▶ TASK GOAL: From the records, pick out and copy each line containing "területén".

(Stored items)

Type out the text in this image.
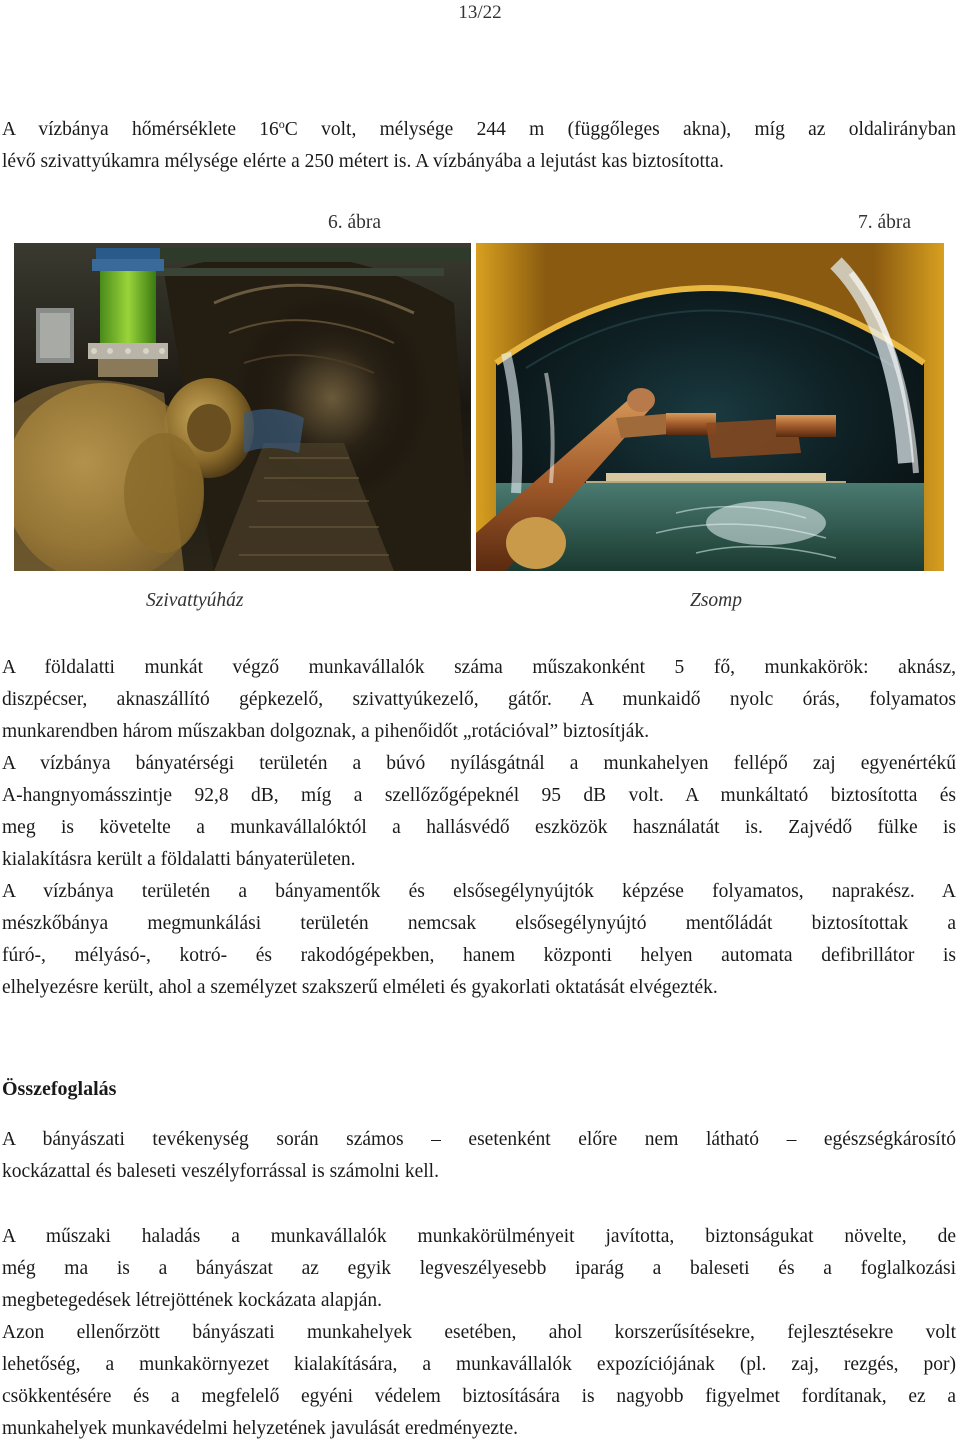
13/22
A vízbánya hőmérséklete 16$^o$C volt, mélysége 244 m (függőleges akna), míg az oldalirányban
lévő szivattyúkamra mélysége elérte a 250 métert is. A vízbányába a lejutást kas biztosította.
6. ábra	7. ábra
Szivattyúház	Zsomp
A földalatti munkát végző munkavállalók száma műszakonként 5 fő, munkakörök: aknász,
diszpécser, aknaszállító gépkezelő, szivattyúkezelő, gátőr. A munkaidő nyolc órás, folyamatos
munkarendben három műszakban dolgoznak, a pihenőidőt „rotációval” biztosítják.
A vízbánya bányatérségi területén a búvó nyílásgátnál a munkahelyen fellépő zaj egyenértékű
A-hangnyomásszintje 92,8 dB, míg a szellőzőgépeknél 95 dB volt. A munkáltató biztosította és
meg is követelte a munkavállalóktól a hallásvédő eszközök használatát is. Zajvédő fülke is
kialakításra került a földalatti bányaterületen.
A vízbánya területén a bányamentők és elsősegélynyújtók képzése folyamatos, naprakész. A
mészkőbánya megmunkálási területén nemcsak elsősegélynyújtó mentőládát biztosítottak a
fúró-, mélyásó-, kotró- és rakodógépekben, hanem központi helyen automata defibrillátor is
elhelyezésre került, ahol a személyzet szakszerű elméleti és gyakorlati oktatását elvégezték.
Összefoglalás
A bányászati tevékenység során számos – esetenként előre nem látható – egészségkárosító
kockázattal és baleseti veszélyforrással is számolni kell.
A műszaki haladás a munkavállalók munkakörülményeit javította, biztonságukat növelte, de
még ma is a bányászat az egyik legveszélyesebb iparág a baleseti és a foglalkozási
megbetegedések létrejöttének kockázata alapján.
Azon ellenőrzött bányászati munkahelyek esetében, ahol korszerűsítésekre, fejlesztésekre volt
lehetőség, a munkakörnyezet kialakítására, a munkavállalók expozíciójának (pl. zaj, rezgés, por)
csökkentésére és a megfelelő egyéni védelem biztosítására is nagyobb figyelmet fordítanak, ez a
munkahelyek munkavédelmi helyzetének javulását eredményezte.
...
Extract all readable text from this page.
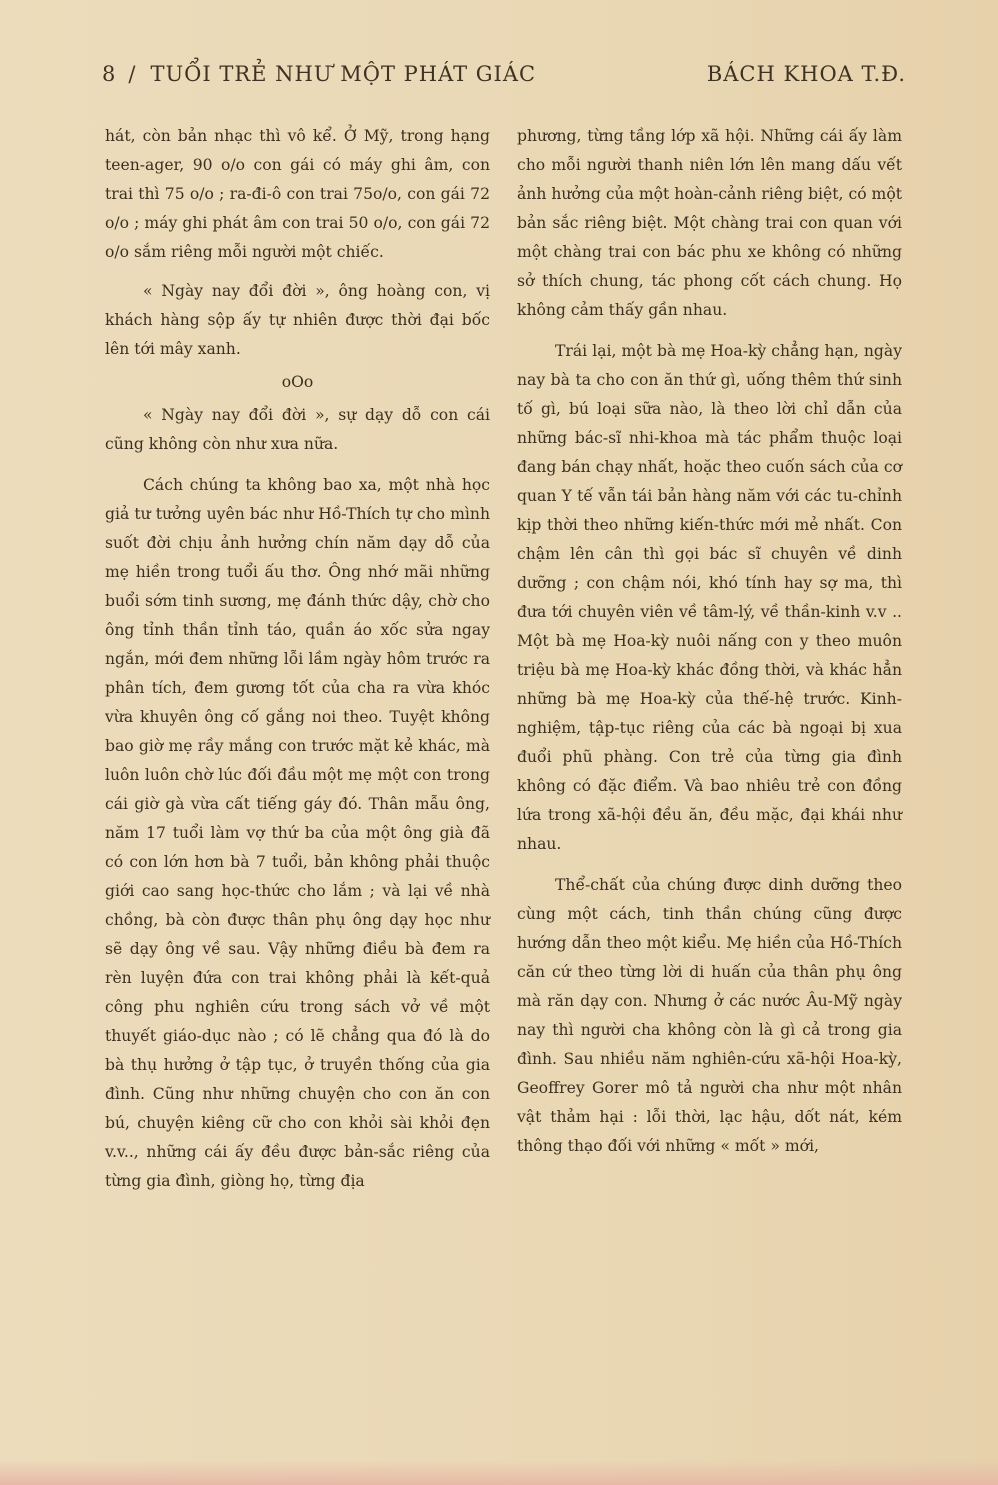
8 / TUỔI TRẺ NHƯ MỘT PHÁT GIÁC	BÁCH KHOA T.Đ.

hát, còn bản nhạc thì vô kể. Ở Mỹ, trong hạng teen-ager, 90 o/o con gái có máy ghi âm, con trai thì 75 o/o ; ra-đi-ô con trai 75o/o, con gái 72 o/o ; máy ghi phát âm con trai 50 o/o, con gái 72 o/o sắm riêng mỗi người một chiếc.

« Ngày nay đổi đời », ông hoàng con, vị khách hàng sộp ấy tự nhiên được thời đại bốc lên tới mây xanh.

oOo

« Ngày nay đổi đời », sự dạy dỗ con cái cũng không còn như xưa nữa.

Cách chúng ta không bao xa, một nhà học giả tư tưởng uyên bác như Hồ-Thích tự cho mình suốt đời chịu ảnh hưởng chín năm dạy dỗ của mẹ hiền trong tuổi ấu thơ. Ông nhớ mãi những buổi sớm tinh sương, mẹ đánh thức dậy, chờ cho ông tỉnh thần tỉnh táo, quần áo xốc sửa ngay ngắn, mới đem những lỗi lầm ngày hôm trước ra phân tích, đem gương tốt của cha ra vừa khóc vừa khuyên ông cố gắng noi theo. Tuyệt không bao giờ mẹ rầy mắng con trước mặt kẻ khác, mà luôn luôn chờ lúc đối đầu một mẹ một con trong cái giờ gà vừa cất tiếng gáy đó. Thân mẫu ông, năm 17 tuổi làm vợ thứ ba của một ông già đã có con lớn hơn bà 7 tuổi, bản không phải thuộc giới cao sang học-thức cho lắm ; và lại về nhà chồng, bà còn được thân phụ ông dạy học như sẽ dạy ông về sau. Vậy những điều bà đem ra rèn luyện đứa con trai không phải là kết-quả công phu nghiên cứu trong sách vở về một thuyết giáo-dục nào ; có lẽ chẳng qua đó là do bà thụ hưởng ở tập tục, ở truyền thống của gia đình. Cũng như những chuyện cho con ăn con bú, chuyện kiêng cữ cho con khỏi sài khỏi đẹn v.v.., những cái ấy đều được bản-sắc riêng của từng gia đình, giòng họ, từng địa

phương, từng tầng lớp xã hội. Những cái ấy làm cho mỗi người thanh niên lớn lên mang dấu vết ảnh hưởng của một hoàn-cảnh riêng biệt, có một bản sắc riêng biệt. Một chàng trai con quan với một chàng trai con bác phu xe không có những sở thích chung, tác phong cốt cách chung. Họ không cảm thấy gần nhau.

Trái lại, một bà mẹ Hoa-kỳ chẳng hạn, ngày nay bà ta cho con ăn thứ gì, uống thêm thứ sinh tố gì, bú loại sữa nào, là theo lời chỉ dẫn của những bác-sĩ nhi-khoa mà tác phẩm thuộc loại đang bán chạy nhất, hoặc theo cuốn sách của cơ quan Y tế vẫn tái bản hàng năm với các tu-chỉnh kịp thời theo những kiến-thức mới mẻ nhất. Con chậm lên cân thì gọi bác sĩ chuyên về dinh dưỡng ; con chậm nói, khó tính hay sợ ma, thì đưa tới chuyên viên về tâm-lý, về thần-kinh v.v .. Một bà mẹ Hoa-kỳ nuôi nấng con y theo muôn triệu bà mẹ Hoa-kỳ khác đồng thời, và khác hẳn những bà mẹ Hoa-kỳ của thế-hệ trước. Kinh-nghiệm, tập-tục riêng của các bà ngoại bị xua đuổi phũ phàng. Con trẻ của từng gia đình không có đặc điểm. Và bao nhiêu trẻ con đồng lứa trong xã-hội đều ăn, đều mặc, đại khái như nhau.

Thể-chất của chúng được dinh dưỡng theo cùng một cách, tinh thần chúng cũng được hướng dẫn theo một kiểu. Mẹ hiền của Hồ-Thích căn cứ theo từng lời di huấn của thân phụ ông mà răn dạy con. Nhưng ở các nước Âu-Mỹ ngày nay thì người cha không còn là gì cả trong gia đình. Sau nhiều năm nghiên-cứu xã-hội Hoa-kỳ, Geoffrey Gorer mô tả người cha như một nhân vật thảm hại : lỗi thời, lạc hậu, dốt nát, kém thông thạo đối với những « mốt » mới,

▶ SOLUTION TO THE PROBLEM:
A vízbánya bányatérségi területén a búvó nyílásgátnál a munkahelyen fellépő zaj egyenértékű
A vízbánya területén a bányamentők és elsősegélynyújtók képzése folyamatos, naprakész. A
mészkőbánya megmunkálási területén nemcsak elsősegélynyújtó mentőládát biztosítottak a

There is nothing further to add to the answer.